The request: Without the pictures, can you quote each line below exactly?

**** Given information

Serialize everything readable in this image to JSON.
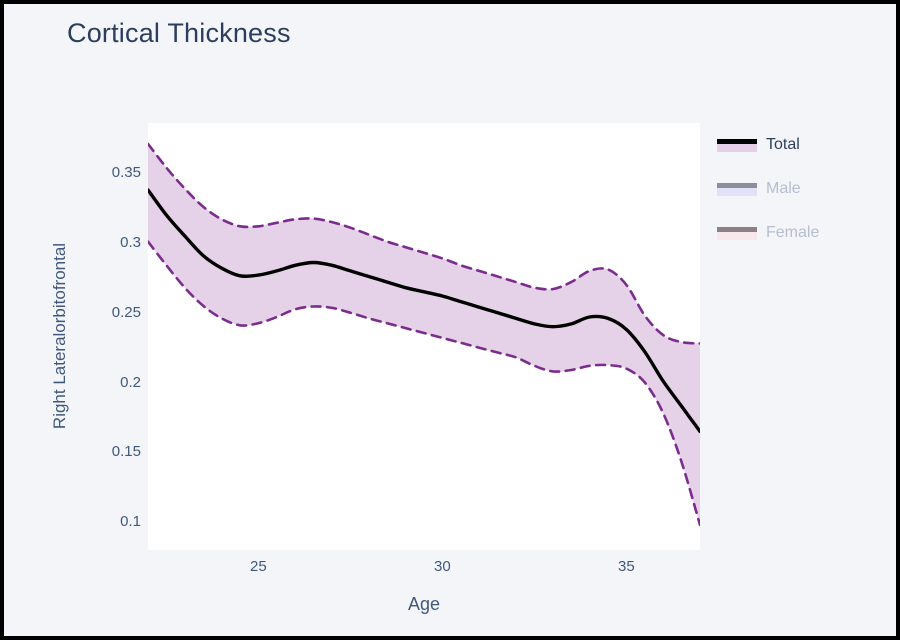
{
  "page": {
    "background": "#f4f5f9",
    "frame_color": "#000000",
    "title": "Cortical Thickness",
    "title_color": "#2c3e5e"
  },
  "axes": {
    "tick_color": "#40587e",
    "y_title": "Right Lateralorbitofrontal",
    "x_title": "Age"
  },
  "legend": {
    "items": [
      {
        "label": "Total",
        "active": true,
        "line_color": "#000000",
        "band_color": "#e4cfe6",
        "label_color": "#2b3f5e"
      },
      {
        "label": "Male",
        "active": false,
        "line_color": "#8a8f9a",
        "band_color": "#e1e2f8",
        "label_color": "#b5bdd0"
      },
      {
        "label": "Female",
        "active": false,
        "line_color": "#8d8085",
        "band_color": "#f8e7eb",
        "label_color": "#b5bdd0"
      }
    ]
  },
  "chart_data": {
    "type": "line",
    "title": "Cortical Thickness",
    "xlabel": "Age",
    "ylabel": "Right Lateralorbitofrontal",
    "x_range": [
      22,
      37
    ],
    "y_range": [
      0.08,
      0.386
    ],
    "x_ticks": [
      25,
      30,
      35
    ],
    "y_ticks": [
      0.35,
      0.3,
      0.25,
      0.2,
      0.15,
      0.1
    ],
    "grid": false,
    "legend_position": "right-top",
    "plot_bg": "#ffffff",
    "band_fill": "#e6d2e8",
    "band_edge_color": "#7b2d8e",
    "line_color": "#000000",
    "x": [
      22,
      22.5,
      23,
      23.5,
      24,
      24.5,
      25,
      25.5,
      26,
      26.5,
      27,
      27.5,
      28,
      28.5,
      29,
      29.5,
      30,
      30.5,
      31,
      31.5,
      32,
      32.5,
      33,
      33.5,
      34,
      34.5,
      35,
      35.5,
      36,
      36.5,
      37
    ],
    "series": [
      {
        "name": "Total",
        "style": "solid",
        "color": "#000000",
        "values": [
          0.338,
          0.32,
          0.305,
          0.291,
          0.282,
          0.2765,
          0.277,
          0.28,
          0.284,
          0.286,
          0.284,
          0.28,
          0.276,
          0.272,
          0.268,
          0.265,
          0.262,
          0.258,
          0.254,
          0.25,
          0.246,
          0.242,
          0.24,
          0.242,
          0.247,
          0.246,
          0.238,
          0.222,
          0.201,
          0.183,
          0.165
        ]
      },
      {
        "name": "Total CI upper",
        "style": "dashed",
        "color": "#7b2d8e",
        "values": [
          0.371,
          0.354,
          0.339,
          0.326,
          0.317,
          0.312,
          0.312,
          0.3145,
          0.317,
          0.3175,
          0.315,
          0.311,
          0.306,
          0.301,
          0.297,
          0.293,
          0.289,
          0.284,
          0.28,
          0.276,
          0.272,
          0.268,
          0.267,
          0.272,
          0.28,
          0.281,
          0.27,
          0.248,
          0.234,
          0.229,
          0.228
        ]
      },
      {
        "name": "Total CI lower",
        "style": "dashed",
        "color": "#7b2d8e",
        "values": [
          0.301,
          0.284,
          0.268,
          0.255,
          0.246,
          0.241,
          0.2425,
          0.247,
          0.2525,
          0.2545,
          0.2535,
          0.25,
          0.246,
          0.2425,
          0.239,
          0.2355,
          0.232,
          0.2285,
          0.225,
          0.2215,
          0.218,
          0.212,
          0.208,
          0.209,
          0.212,
          0.2125,
          0.21,
          0.2,
          0.178,
          0.143,
          0.098
        ]
      }
    ]
  }
}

********

Exercise result:
Serialize everything readable in this image to JSON.
{
  "page": {
    "background": "#f4f5f9",
    "frame_color": "#000000",
    "title": "Cortical Thickness",
    "title_color": "#2c3e5e"
  },
  "axes": {
    "tick_color": "#40587e",
    "y_title": "Right Lateralorbitofrontal",
    "x_title": "Age"
  },
  "legend": {
    "items": [
      {
        "label": "Total",
        "active": true,
        "line_color": "#000000",
        "band_color": "#e4cfe6",
        "label_color": "#2b3f5e"
      },
      {
        "label": "Male",
        "active": false,
        "line_color": "#8a8f9a",
        "band_color": "#e1e2f8",
        "label_color": "#b5bdd0"
      },
      {
        "label": "Female",
        "active": false,
        "line_color": "#8d8085",
        "band_color": "#f8e7eb",
        "label_color": "#b5bdd0"
      }
    ]
  },
  "chart_data": {
    "type": "line",
    "title": "Cortical Thickness",
    "xlabel": "Age",
    "ylabel": "Right Lateralorbitofrontal",
    "x_range": [
      22,
      37
    ],
    "y_range": [
      0.08,
      0.386
    ],
    "x_ticks": [
      25,
      30,
      35
    ],
    "y_ticks": [
      0.35,
      0.3,
      0.25,
      0.2,
      0.15,
      0.1
    ],
    "grid": false,
    "legend_position": "right-top",
    "plot_bg": "#ffffff",
    "band_fill": "#e6d2e8",
    "band_edge_color": "#7b2d8e",
    "line_color": "#000000",
    "x": [
      22,
      22.5,
      23,
      23.5,
      24,
      24.5,
      25,
      25.5,
      26,
      26.5,
      27,
      27.5,
      28,
      28.5,
      29,
      29.5,
      30,
      30.5,
      31,
      31.5,
      32,
      32.5,
      33,
      33.5,
      34,
      34.5,
      35,
      35.5,
      36,
      36.5,
      37
    ],
    "series": [
      {
        "name": "Total",
        "style": "solid",
        "color": "#000000",
        "values": [
          0.338,
          0.32,
          0.305,
          0.291,
          0.282,
          0.2765,
          0.277,
          0.28,
          0.284,
          0.286,
          0.284,
          0.28,
          0.276,
          0.272,
          0.268,
          0.265,
          0.262,
          0.258,
          0.254,
          0.25,
          0.246,
          0.242,
          0.24,
          0.242,
          0.247,
          0.246,
          0.238,
          0.222,
          0.201,
          0.183,
          0.165
        ]
      },
      {
        "name": "Total CI upper",
        "style": "dashed",
        "color": "#7b2d8e",
        "values": [
          0.371,
          0.354,
          0.339,
          0.326,
          0.317,
          0.312,
          0.312,
          0.3145,
          0.317,
          0.3175,
          0.315,
          0.311,
          0.306,
          0.301,
          0.297,
          0.293,
          0.289,
          0.284,
          0.28,
          0.276,
          0.272,
          0.268,
          0.267,
          0.272,
          0.28,
          0.281,
          0.27,
          0.248,
          0.234,
          0.229,
          0.228
        ]
      },
      {
        "name": "Total CI lower",
        "style": "dashed",
        "color": "#7b2d8e",
        "values": [
          0.301,
          0.284,
          0.268,
          0.255,
          0.246,
          0.241,
          0.2425,
          0.247,
          0.2525,
          0.2545,
          0.2535,
          0.25,
          0.246,
          0.2425,
          0.239,
          0.2355,
          0.232,
          0.2285,
          0.225,
          0.2215,
          0.218,
          0.212,
          0.208,
          0.209,
          0.212,
          0.2125,
          0.21,
          0.2,
          0.178,
          0.143,
          0.098
        ]
      }
    ]
  }
}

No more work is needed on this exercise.